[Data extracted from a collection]
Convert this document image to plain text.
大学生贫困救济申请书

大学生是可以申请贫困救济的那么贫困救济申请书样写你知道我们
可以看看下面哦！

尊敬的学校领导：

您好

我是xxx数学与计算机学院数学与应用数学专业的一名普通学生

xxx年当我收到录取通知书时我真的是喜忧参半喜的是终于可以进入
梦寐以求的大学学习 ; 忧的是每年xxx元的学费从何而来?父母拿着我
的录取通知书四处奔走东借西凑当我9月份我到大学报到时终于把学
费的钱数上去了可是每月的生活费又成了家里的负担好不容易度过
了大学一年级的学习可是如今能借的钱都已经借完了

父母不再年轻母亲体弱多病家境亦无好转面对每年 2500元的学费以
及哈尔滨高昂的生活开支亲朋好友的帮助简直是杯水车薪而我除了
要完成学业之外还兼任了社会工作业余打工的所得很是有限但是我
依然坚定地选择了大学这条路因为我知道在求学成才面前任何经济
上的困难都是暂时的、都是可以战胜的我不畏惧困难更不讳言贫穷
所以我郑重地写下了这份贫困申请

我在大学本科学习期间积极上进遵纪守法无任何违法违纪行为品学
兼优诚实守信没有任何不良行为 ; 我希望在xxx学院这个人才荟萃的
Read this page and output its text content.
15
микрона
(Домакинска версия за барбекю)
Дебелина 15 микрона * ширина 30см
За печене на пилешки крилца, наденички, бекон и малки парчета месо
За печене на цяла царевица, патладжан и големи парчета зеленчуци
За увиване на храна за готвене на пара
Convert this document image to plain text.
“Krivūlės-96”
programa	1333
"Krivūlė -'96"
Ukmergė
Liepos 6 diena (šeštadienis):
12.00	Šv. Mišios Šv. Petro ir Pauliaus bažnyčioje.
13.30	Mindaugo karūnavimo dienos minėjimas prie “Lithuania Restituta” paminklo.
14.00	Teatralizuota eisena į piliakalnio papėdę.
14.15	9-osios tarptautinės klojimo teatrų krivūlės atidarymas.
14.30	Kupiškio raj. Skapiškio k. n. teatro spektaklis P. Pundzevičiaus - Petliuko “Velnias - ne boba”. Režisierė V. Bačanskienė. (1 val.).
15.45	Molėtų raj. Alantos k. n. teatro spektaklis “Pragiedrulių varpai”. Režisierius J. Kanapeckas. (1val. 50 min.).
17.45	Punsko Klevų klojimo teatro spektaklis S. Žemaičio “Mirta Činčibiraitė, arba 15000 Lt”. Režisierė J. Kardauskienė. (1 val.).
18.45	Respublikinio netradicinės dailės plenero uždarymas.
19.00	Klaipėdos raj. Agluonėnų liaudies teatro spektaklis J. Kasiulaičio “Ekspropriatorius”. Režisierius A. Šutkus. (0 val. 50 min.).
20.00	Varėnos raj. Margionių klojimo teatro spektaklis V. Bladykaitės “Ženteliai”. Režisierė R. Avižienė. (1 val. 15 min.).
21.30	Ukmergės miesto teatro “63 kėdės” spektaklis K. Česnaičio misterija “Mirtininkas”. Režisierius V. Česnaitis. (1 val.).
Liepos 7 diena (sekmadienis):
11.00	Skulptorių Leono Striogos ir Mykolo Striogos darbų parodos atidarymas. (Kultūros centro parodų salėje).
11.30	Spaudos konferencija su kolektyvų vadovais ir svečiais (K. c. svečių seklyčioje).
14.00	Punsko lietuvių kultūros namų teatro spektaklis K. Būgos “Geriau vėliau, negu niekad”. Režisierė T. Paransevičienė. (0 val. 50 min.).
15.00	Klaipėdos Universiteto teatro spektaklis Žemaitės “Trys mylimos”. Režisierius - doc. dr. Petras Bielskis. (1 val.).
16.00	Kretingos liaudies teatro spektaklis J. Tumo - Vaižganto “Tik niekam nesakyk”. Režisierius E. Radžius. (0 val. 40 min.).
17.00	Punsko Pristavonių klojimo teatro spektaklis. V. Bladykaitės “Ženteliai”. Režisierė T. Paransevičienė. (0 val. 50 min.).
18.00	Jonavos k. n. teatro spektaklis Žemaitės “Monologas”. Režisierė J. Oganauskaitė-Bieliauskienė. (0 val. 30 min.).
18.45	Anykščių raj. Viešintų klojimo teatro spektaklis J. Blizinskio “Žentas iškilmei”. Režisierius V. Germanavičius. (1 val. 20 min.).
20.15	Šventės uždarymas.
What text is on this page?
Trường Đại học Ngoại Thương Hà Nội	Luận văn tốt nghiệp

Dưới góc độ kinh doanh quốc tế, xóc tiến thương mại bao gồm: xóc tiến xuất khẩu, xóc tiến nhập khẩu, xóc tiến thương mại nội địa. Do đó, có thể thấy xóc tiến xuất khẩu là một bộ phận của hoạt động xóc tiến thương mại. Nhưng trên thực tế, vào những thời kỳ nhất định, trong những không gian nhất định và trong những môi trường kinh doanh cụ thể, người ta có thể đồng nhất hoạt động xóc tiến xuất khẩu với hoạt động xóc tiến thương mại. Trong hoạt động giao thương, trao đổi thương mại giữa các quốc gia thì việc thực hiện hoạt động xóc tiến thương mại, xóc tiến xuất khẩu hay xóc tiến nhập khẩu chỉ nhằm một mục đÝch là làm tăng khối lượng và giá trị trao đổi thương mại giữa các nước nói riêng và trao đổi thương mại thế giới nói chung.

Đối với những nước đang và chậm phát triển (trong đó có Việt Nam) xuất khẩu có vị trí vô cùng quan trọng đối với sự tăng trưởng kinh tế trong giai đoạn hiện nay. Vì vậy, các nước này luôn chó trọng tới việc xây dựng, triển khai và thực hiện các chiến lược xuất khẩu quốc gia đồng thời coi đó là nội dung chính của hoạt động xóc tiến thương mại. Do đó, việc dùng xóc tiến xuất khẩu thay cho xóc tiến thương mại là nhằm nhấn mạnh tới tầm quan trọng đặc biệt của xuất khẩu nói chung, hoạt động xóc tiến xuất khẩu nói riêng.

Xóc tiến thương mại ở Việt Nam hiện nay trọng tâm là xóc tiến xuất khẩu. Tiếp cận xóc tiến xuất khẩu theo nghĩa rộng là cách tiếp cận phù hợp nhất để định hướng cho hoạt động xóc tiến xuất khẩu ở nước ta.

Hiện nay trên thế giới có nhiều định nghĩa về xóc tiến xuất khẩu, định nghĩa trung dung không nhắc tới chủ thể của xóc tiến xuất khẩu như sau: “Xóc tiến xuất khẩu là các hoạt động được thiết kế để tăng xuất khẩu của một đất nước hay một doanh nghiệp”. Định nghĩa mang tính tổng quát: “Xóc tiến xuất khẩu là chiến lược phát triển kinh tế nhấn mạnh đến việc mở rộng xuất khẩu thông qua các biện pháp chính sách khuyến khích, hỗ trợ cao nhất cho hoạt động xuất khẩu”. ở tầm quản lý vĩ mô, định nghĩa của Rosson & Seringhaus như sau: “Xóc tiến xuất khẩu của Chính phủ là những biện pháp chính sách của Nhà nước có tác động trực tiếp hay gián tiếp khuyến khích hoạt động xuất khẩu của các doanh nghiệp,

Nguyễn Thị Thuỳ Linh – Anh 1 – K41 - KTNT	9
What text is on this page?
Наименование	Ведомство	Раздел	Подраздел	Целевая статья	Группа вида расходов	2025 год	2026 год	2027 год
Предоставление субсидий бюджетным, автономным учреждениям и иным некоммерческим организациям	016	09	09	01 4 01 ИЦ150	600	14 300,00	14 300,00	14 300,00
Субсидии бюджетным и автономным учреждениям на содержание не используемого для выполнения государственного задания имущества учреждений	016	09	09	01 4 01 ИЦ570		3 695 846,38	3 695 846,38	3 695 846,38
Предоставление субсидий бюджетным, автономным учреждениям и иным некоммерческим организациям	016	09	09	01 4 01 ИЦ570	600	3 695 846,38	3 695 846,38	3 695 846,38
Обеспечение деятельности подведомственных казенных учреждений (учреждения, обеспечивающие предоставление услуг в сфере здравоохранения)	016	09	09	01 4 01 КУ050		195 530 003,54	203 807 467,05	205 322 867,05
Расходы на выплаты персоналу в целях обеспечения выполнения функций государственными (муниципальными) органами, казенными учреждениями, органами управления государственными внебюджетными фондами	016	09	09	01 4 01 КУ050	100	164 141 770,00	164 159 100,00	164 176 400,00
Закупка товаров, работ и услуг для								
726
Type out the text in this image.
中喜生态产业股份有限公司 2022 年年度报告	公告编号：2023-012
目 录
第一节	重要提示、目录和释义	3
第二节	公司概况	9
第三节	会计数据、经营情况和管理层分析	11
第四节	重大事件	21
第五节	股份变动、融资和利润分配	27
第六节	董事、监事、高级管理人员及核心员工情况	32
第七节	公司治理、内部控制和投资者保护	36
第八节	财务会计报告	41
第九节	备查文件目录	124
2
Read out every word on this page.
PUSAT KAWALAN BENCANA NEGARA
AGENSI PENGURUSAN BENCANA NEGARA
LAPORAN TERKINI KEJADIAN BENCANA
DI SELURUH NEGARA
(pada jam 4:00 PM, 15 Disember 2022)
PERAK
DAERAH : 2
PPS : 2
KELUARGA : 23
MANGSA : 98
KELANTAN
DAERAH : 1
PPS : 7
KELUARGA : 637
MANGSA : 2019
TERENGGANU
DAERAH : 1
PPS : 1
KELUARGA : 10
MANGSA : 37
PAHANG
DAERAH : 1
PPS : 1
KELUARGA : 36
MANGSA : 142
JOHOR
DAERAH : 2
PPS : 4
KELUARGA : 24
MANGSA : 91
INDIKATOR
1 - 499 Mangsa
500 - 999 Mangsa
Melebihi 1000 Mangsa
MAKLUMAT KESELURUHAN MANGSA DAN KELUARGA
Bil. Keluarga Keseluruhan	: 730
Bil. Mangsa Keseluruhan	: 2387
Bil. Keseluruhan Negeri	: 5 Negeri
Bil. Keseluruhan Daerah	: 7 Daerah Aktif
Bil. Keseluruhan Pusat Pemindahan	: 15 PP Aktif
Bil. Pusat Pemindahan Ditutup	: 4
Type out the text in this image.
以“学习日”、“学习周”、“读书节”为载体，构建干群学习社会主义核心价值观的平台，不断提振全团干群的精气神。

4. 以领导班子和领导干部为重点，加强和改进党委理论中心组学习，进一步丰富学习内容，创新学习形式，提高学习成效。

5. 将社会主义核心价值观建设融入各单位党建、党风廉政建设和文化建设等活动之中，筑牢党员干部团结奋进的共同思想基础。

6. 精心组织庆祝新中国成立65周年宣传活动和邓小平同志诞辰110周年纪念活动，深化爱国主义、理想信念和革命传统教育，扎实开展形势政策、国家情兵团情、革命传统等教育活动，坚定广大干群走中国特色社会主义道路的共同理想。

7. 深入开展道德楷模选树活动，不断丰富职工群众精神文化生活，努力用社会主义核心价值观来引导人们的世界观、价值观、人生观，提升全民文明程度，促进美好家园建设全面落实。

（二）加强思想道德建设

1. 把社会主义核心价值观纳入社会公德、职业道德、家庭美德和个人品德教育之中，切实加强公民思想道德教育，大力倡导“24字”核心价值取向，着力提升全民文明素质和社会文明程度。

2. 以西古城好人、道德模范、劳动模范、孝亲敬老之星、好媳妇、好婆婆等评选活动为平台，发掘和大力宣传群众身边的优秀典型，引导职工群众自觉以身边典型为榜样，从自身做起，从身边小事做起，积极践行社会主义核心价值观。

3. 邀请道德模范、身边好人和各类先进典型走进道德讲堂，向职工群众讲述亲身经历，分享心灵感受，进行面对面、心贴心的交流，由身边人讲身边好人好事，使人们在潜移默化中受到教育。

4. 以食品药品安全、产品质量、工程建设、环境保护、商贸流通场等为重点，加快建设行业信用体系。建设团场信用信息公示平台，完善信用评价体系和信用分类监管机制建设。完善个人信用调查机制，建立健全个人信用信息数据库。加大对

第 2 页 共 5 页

## Exercise description
Among the lines above, how many contain the string "выполнения"? State the number alone.

## Exercise response
2